The problem with this amplifier is that the input jack is a little hit and miss.
When you plug the input in, there is a 50:50 chance if the amp will make a noise, wiggling or holding the jack seems to make the circuit complete, so it seems that the amplifier is working, but the jack is not.
However, along the way, I managed to break this amplifier more than it already was, and had to replace part that were non-standard with standard parts that I had to customise.
The amplifier in question is a Peavey Backstage amp, a tiny little guitar practice amp thing.
The basic problem is that sometimes you plug the guitar in and it works, sometimes you plug the guitar is and it doesn't work.
sometimes you plug the guitar in and it works, but only if you wiggle the jack lead around in the socket.
Basically, the input jack has for one reason or another seen better days, and could do with repairing.
Start by disconnecting the speaker wires, to ensure that you re-attach them with the correct polarity, (and thus correct phase) write down which terminal the white wire comes from and which wire the blue one comes from.
Next, remove the four screws on the top of the amplifier, and sliding out the tray that holds the electronics, push from the front, to the back.
next remove the wiring for the transformer, and output power transistors as these are mounted on the chassis case, and remove the circuit board from the case.
In order to remove the circuit board from the case, you'll have to remove the plastic knobs from the front panel, these just pull off, or at least should just pull off.
This is where the first "challenge" of the build started, when removing the knobs the potentiometer came apart on two of the controls!
This is no trouble, all I needed to do was replace the potentiometers. I could see that they were the small type, (mini pot) as the body was about the size of a 1penny piece, (instead of the regular size of just smaller than a 2penny piece).

[DATA EXTRACT]:
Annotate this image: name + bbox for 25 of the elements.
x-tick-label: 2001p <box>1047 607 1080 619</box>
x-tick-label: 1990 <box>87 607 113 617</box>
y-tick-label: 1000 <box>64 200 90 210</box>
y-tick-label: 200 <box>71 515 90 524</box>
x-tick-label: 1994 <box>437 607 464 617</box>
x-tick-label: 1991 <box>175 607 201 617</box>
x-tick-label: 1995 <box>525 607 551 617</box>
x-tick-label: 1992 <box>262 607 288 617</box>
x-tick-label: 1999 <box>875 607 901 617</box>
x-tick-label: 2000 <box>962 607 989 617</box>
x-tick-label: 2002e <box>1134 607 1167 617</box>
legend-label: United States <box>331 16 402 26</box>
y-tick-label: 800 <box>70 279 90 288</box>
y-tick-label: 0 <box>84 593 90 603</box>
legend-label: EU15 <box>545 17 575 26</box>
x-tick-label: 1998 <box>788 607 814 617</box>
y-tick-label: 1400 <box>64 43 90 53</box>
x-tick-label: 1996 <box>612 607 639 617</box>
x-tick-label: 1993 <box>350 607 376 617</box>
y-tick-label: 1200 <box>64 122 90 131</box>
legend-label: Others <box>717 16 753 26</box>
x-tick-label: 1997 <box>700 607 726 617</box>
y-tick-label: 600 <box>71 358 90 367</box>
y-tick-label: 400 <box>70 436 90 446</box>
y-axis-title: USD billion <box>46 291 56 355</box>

[AIM]: Reproduce the amplifier repair text from "Next, remove the" up to and including "of the controls!", changing every "circuit board" to "main board".

[THE RESPONSE]:
Next, remove the four screws on the top of the amplifier, and sliding out the tray that holds the electronics, push from the front, to the back.
next remove the wiring for the transformer, and output power transistors as these are mounted on the chassis case, and remove the main board from the case.
In order to remove the main board from the case, you'll have to remove the plastic knobs from the front panel, these just pull off, or at least should just pull off.
This is where the first "challenge" of the build started, when removing the knobs the potentiometer came apart on two of the controls!